#### Exercise prompt
Render every line of the listing below as a Markdown table with two columns, Row and Text. Number the rows in order and omit blank lines.

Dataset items
━━━━━━
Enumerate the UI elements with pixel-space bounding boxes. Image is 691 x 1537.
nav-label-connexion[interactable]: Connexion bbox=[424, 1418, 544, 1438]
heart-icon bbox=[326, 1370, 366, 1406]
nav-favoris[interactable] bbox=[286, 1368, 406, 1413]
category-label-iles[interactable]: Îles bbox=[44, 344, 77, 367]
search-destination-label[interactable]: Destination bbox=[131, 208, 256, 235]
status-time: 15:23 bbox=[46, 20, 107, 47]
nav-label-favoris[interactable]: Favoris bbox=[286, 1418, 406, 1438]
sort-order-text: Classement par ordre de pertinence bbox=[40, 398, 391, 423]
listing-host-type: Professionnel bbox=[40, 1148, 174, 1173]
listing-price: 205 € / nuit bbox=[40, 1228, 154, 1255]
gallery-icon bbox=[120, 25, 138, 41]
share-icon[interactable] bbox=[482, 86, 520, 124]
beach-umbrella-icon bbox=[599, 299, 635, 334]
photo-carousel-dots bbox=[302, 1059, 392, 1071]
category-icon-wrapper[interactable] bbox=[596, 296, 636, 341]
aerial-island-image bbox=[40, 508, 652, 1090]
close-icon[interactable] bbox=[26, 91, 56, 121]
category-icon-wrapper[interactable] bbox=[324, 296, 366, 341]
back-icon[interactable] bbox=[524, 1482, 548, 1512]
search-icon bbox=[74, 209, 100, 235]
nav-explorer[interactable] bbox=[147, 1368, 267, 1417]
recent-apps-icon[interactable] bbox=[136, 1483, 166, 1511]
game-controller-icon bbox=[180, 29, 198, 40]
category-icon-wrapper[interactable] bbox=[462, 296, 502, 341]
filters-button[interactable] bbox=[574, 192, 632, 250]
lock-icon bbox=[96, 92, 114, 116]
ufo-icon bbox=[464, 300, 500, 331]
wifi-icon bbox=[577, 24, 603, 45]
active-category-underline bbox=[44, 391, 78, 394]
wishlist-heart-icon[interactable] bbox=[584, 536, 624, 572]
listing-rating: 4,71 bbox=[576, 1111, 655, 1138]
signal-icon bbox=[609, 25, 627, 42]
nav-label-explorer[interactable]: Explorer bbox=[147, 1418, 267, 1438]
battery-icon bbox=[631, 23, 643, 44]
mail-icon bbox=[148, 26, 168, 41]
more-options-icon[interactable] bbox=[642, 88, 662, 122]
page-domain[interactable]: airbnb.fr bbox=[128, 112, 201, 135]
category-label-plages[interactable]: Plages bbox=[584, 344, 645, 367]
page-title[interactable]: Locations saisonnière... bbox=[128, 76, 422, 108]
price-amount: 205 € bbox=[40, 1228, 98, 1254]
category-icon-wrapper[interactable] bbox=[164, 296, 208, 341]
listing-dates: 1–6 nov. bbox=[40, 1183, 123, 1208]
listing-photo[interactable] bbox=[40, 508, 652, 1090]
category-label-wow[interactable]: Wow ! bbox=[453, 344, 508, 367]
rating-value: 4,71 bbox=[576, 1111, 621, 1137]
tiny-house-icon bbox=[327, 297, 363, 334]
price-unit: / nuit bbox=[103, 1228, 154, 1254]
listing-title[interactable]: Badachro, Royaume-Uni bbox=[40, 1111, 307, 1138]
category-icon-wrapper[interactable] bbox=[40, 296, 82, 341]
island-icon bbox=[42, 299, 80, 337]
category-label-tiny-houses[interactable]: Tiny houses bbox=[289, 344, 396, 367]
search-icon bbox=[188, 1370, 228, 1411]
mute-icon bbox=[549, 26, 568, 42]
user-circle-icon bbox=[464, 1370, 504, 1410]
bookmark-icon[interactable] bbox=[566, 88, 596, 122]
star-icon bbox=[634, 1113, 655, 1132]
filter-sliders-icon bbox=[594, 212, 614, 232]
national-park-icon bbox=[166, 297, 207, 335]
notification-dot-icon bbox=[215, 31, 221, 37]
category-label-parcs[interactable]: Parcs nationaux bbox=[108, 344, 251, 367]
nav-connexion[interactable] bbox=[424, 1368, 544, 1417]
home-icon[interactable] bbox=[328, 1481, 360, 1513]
━━━━━━
#### Solution to this exercise
| Row | Text |
|---|---|
| 1 | Enumerate the UI elements with pixel-space bounding boxes. Image is 691 x 1537. |
| 2 | nav-label-connexion[interactable]: Connexion bbox=[424, 1418, 544, 1438] |
| 3 | heart-icon bbox=[326, 1370, 366, 1406] |
| 4 | nav-favoris[interactable] bbox=[286, 1368, 406, 1413] |
| 5 | category-label-iles[interactable]: Îles bbox=[44, 344, 77, 367] |
| 6 | search-destination-label[interactable]: Destination bbox=[131, 208, 256, 235] |
| 7 | status-time: 15:23 bbox=[46, 20, 107, 47] |
| 8 | nav-label-favoris[interactable]: Favoris bbox=[286, 1418, 406, 1438] |
| 9 | sort-order-text: Classement par ordre de pertinence bbox=[40, 398, 391, 423] |
| 10 | listing-host-type: Professionnel bbox=[40, 1148, 174, 1173] |
| 11 | listing-price: 205 € / nuit bbox=[40, 1228, 154, 1255] |
| 12 | gallery-icon bbox=[120, 25, 138, 41] |
| 13 | share-icon[interactable] bbox=[482, 86, 520, 124] |
| 14 | beach-umbrella-icon bbox=[599, 299, 635, 334] |
| 15 | photo-carousel-dots bbox=[302, 1059, 392, 1071] |
| 16 | category-icon-wrapper[interactable] bbox=[596, 296, 636, 341] |
| 17 | aerial-island-image bbox=[40, 508, 652, 1090] |
| 18 | close-icon[interactable] bbox=[26, 91, 56, 121] |
| 19 | category-icon-wrapper[interactable] bbox=[324, 296, 366, 341] |
| 20 | back-icon[interactable] bbox=[524, 1482, 548, 1512] |
| 21 | search-icon bbox=[74, 209, 100, 235] |
| 22 | nav-explorer[interactable] bbox=[147, 1368, 267, 1417] |
| 23 | recent-apps-icon[interactable] bbox=[136, 1483, 166, 1511] |
| 24 | game-controller-icon bbox=[180, 29, 198, 40] |
| 25 | category-icon-wrapper[interactable] bbox=[462, 296, 502, 341] |
| 26 | filters-button[interactable] bbox=[574, 192, 632, 250] |
| 27 | lock-icon bbox=[96, 92, 114, 116] |
| 28 | ufo-icon bbox=[464, 300, 500, 331] |
| 29 | wifi-icon bbox=[577, 24, 603, 45] |
| 30 | active-category-underline bbox=[44, 391, 78, 394] |
| 31 | wishlist-heart-icon[interactable] bbox=[584, 536, 624, 572] |
| 32 | listing-rating: 4,71 bbox=[576, 1111, 655, 1138] |
| 33 | signal-icon bbox=[609, 25, 627, 42] |
| 34 | nav-label-explorer[interactable]: Explorer bbox=[147, 1418, 267, 1438] |
| 35 | battery-icon bbox=[631, 23, 643, 44] |
| 36 | mail-icon bbox=[148, 26, 168, 41] |
| 37 | more-options-icon[interactable] bbox=[642, 88, 662, 122] |
| 38 | page-domain[interactable]: airbnb.fr bbox=[128, 112, 201, 135] |
| 39 | category-label-plages[interactable]: Plages bbox=[584, 344, 645, 367] |
| 40 | page-title[interactable]: Locations saisonnière... bbox=[128, 76, 422, 108] |
| 41 | price-amount: 205 € bbox=[40, 1228, 98, 1254] |
| 42 | category-icon-wrapper[interactable] bbox=[164, 296, 208, 341] |
| 43 | listing-dates: 1–6 nov. bbox=[40, 1183, 123, 1208] |
| 44 | listing-photo[interactable] bbox=[40, 508, 652, 1090] |
| 45 | category-label-wow[interactable]: Wow ! bbox=[453, 344, 508, 367] |
| 46 | rating-value: 4,71 bbox=[576, 1111, 621, 1137] |
| 47 | tiny-house-icon bbox=[327, 297, 363, 334] |
| 48 | price-unit: / nuit bbox=[103, 1228, 154, 1254] |
| 49 | listing-title[interactable]: Badachro, Royaume-Uni bbox=[40, 1111, 307, 1138] |
| 50 | category-icon-wrapper[interactable] bbox=[40, 296, 82, 341] |
| 51 | island-icon bbox=[42, 299, 80, 337] |
| 52 | category-label-tiny-houses[interactable]: Tiny houses bbox=[289, 344, 396, 367] |
| 53 | search-icon bbox=[188, 1370, 228, 1411] |
| 54 | mute-icon bbox=[549, 26, 568, 42] |
| 55 | user-circle-icon bbox=[464, 1370, 504, 1410] |
| 56 | bookmark-icon[interactable] bbox=[566, 88, 596, 122] |
| 57 | star-icon bbox=[634, 1113, 655, 1132] |
| 58 | filter-sliders-icon bbox=[594, 212, 614, 232] |
| 59 | national-park-icon bbox=[166, 297, 207, 335] |
| 60 | notification-dot-icon bbox=[215, 31, 221, 37] |
| 61 | category-label-parcs[interactable]: Parcs nationaux bbox=[108, 344, 251, 367] |
| 62 | nav-connexion[interactable] bbox=[424, 1368, 544, 1417] |
| 63 | home-icon[interactable] bbox=[328, 1481, 360, 1513] |